_TASK REQUIREMENTS:_
Update the rows starting at the first row and ending at the row that contains "assets-total-value: 888.77 bbox=[400, 561, 668, 597]", replacing "company-type-value" with "entity-type-value" and changing nothing else. Give only those rows.

_ENTRIES PROVIDED:_

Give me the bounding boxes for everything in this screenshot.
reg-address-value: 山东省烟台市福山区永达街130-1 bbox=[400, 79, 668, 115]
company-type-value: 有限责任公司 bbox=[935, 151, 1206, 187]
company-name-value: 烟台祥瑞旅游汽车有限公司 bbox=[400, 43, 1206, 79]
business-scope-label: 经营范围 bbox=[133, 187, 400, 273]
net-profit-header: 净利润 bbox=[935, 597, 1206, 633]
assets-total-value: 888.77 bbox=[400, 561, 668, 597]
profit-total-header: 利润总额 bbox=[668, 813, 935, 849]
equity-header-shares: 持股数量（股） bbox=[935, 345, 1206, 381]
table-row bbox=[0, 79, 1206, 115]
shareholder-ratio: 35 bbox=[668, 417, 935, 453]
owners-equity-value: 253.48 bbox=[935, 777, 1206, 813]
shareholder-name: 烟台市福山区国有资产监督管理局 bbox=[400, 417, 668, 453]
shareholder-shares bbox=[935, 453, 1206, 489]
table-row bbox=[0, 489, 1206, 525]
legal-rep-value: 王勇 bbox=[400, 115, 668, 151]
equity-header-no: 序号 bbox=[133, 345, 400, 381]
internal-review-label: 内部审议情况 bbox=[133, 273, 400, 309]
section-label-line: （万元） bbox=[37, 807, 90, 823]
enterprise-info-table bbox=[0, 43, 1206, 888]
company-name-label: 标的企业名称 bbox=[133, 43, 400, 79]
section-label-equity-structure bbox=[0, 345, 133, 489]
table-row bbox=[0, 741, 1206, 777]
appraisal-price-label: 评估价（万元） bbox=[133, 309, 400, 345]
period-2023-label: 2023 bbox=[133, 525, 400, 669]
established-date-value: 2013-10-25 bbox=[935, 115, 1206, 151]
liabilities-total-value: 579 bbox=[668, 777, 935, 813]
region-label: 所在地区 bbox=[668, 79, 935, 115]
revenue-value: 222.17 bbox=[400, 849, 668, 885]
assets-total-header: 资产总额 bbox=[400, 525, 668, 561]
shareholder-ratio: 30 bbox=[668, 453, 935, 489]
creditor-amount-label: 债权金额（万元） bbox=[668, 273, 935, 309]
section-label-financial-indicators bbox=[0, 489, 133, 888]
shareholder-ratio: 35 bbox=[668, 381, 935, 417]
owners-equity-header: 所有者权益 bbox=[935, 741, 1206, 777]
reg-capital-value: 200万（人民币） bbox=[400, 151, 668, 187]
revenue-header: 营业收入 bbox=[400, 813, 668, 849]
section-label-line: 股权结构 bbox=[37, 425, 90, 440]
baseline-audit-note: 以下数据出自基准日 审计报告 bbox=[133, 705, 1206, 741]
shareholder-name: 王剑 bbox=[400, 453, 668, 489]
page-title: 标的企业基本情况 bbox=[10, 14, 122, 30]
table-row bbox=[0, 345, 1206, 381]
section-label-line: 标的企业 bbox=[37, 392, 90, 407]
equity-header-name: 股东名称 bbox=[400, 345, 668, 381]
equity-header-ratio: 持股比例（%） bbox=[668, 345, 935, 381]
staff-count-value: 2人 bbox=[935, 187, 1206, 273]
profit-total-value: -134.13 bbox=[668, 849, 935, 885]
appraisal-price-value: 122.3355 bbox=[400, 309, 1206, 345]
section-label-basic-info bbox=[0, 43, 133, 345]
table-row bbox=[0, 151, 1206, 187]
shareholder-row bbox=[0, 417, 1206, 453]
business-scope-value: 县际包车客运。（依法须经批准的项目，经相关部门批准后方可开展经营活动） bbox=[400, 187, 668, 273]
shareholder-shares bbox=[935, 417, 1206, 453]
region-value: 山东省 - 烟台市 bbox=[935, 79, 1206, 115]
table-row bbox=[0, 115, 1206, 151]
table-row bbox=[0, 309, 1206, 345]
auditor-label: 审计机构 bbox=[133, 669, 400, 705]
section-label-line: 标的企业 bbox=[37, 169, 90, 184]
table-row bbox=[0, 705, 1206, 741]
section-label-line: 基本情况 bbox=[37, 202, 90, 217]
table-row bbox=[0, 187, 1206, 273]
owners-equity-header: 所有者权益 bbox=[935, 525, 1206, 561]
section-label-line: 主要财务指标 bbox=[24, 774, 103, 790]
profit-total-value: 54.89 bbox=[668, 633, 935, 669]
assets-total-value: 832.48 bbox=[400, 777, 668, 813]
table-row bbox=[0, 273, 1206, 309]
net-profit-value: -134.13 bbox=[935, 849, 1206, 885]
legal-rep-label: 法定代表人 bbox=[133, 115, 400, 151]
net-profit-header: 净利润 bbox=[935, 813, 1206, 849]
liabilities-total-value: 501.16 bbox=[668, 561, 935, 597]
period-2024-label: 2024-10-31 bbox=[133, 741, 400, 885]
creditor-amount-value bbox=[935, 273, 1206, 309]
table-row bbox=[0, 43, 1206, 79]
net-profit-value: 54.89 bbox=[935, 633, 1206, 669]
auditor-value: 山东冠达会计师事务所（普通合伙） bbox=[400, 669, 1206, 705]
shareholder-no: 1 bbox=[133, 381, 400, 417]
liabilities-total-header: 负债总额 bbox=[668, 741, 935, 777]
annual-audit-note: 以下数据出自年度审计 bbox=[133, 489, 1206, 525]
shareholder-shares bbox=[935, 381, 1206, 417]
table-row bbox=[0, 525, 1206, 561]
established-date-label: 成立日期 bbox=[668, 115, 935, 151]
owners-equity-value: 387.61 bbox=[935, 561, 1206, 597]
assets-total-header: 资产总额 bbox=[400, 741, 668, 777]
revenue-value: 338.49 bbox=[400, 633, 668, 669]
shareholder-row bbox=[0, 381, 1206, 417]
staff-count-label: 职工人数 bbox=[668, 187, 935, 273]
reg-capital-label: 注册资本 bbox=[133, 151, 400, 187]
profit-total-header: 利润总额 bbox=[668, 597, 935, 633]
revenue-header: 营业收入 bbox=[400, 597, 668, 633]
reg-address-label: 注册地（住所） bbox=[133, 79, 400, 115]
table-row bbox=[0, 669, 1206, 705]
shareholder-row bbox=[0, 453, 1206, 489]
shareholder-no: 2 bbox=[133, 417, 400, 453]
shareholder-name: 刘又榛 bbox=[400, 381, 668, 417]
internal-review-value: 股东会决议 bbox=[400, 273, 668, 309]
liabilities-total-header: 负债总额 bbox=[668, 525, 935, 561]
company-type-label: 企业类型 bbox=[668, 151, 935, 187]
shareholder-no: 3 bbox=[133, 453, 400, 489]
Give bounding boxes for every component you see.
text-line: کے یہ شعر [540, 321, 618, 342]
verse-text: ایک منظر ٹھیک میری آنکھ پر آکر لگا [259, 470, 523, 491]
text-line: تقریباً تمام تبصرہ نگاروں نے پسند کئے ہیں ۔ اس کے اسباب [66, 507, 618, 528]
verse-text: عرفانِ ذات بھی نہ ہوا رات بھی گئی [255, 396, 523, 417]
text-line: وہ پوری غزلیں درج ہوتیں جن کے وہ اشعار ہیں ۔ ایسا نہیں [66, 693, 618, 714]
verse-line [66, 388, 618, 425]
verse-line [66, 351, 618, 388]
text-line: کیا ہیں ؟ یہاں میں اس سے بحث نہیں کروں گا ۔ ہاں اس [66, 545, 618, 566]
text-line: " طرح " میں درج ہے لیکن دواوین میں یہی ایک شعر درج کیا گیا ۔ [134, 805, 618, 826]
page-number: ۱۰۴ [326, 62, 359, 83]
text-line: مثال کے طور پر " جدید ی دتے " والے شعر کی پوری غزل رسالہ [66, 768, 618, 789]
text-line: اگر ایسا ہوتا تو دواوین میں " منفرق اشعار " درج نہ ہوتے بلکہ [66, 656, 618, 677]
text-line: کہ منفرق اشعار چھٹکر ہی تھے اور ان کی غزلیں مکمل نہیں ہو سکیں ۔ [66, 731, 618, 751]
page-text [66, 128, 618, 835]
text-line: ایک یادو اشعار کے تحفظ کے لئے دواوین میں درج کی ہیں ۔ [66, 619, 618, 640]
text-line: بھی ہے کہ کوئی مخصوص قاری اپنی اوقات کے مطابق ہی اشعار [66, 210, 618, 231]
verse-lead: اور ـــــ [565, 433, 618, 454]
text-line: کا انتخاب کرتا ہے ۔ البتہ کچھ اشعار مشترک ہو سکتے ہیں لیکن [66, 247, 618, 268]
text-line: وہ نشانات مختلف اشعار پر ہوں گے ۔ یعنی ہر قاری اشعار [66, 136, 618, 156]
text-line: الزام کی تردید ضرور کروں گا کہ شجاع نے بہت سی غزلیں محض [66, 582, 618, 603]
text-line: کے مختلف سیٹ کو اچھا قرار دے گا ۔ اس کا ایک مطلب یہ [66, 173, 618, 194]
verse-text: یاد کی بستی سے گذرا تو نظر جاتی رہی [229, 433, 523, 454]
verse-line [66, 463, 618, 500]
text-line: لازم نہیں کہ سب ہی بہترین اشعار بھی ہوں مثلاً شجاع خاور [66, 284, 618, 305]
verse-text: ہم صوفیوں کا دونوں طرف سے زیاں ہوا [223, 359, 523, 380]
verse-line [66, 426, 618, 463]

_RESULT BELOW:_
Give me the bounding boxes for everything in this screenshot.
reg-address-value: 山东省烟台市福山区永达街130-1 bbox=[400, 79, 668, 115]
entity-type-value: 有限责任公司 bbox=[935, 151, 1206, 187]
company-name-value: 烟台祥瑞旅游汽车有限公司 bbox=[400, 43, 1206, 79]
business-scope-label: 经营范围 bbox=[133, 187, 400, 273]
net-profit-header: 净利润 bbox=[935, 597, 1206, 633]
assets-total-value: 888.77 bbox=[400, 561, 668, 597]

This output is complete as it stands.